Exercise goal: Copy each line that contains the word "name".

Exercise input:
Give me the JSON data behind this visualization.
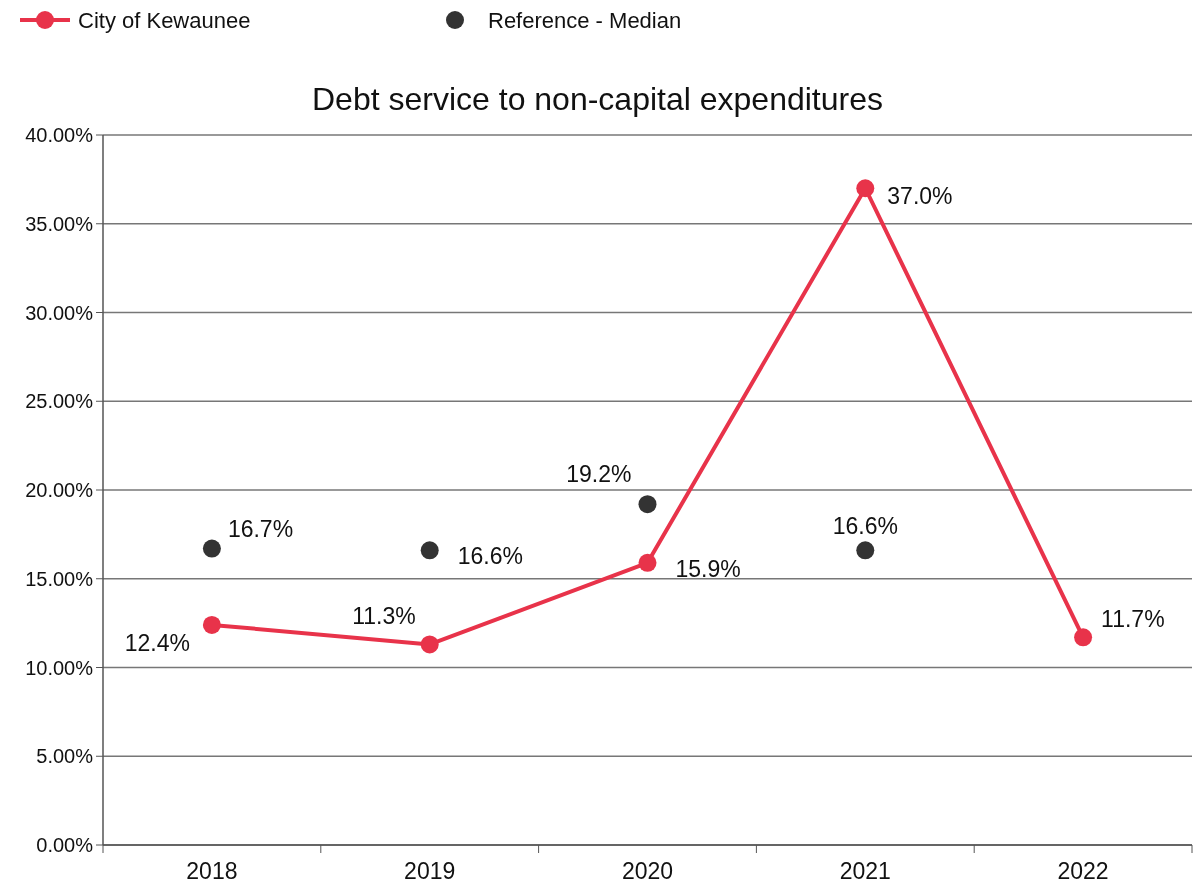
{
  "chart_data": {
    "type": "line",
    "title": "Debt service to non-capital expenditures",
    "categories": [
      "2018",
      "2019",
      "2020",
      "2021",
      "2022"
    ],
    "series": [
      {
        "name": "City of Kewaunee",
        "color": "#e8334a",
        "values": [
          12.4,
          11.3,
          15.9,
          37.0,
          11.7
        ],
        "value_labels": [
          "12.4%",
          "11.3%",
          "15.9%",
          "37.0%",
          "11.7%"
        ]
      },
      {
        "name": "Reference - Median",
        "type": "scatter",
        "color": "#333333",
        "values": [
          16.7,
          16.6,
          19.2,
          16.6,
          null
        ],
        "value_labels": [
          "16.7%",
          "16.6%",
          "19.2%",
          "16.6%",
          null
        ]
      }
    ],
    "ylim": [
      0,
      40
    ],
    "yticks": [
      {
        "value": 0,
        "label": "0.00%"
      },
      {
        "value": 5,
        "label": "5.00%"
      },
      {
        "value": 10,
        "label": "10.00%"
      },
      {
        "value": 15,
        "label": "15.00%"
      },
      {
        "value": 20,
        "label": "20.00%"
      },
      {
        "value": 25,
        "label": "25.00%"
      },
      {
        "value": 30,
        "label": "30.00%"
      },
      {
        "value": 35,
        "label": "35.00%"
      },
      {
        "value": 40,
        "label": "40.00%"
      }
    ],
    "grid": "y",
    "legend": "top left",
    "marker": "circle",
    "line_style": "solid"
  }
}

Result for this exercise:
        "name": "City of Kewaunee",
        "name": "Reference - Median",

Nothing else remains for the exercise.